- **YOUR GOAL**
Output the material below in its entirety, exactly as given.

Dataset entries on figures
^^^^
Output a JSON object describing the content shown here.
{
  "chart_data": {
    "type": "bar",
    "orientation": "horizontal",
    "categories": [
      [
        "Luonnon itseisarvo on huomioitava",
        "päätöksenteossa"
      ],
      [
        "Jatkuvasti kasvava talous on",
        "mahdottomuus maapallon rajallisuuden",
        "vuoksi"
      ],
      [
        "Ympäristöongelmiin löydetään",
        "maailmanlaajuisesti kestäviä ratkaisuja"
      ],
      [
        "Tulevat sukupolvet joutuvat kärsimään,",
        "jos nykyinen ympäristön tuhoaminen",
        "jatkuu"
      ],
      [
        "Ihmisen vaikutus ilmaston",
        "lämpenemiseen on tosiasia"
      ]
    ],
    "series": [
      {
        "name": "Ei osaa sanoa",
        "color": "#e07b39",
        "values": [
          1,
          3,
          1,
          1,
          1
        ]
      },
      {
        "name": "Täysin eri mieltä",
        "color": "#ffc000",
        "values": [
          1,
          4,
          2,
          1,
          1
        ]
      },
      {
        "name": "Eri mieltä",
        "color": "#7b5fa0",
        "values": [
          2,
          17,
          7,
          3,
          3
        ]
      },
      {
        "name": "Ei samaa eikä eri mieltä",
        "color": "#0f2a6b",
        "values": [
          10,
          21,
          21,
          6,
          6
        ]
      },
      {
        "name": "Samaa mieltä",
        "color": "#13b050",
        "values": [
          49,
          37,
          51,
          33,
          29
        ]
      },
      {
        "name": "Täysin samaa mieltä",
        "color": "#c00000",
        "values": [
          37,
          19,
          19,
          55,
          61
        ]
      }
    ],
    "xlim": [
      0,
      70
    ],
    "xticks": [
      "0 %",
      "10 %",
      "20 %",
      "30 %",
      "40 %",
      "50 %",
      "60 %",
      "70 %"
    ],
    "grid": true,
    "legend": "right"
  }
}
^^^^
- **FINAL RESULT**
Output a JSON object describing the content shown here.
{
  "chart_data": {
    "type": "bar",
    "orientation": "horizontal",
    "categories": [
      [
        "Luonnon itseisarvo on huomioitava",
        "päätöksenteossa"
      ],
      [
        "Jatkuvasti kasvava talous on",
        "mahdottomuus maapallon rajallisuuden",
        "vuoksi"
      ],
      [
        "Ympäristöongelmiin löydetään",
        "maailmanlaajuisesti kestäviä ratkaisuja"
      ],
      [
        "Tulevat sukupolvet joutuvat kärsimään,",
        "jos nykyinen ympäristön tuhoaminen",
        "jatkuu"
      ],
      [
        "Ihmisen vaikutus ilmaston",
        "lämpenemiseen on tosiasia"
      ]
    ],
    "series": [
      {
        "name": "Ei osaa sanoa",
        "color": "#e07b39",
        "values": [
          1,
          3,
          1,
          1,
          1
        ]
      },
      {
        "name": "Täysin eri mieltä",
        "color": "#ffc000",
        "values": [
          1,
          4,
          2,
          1,
          1
        ]
      },
      {
        "name": "Eri mieltä",
        "color": "#7b5fa0",
        "values": [
          2,
          17,
          7,
          3,
          3
        ]
      },
      {
        "name": "Ei samaa eikä eri mieltä",
        "color": "#0f2a6b",
        "values": [
          10,
          21,
          21,
          6,
          6
        ]
      },
      {
        "name": "Samaa mieltä",
        "color": "#13b050",
        "values": [
          49,
          37,
          51,
          33,
          29
        ]
      },
      {
        "name": "Täysin samaa mieltä",
        "color": "#c00000",
        "values": [
          37,
          19,
          19,
          55,
          61
        ]
      }
    ],
    "xlim": [
      0,
      70
    ],
    "xticks": [
      "0 %",
      "10 %",
      "20 %",
      "30 %",
      "40 %",
      "50 %",
      "60 %",
      "70 %"
    ],
    "grid": true,
    "legend": "right"
  }
}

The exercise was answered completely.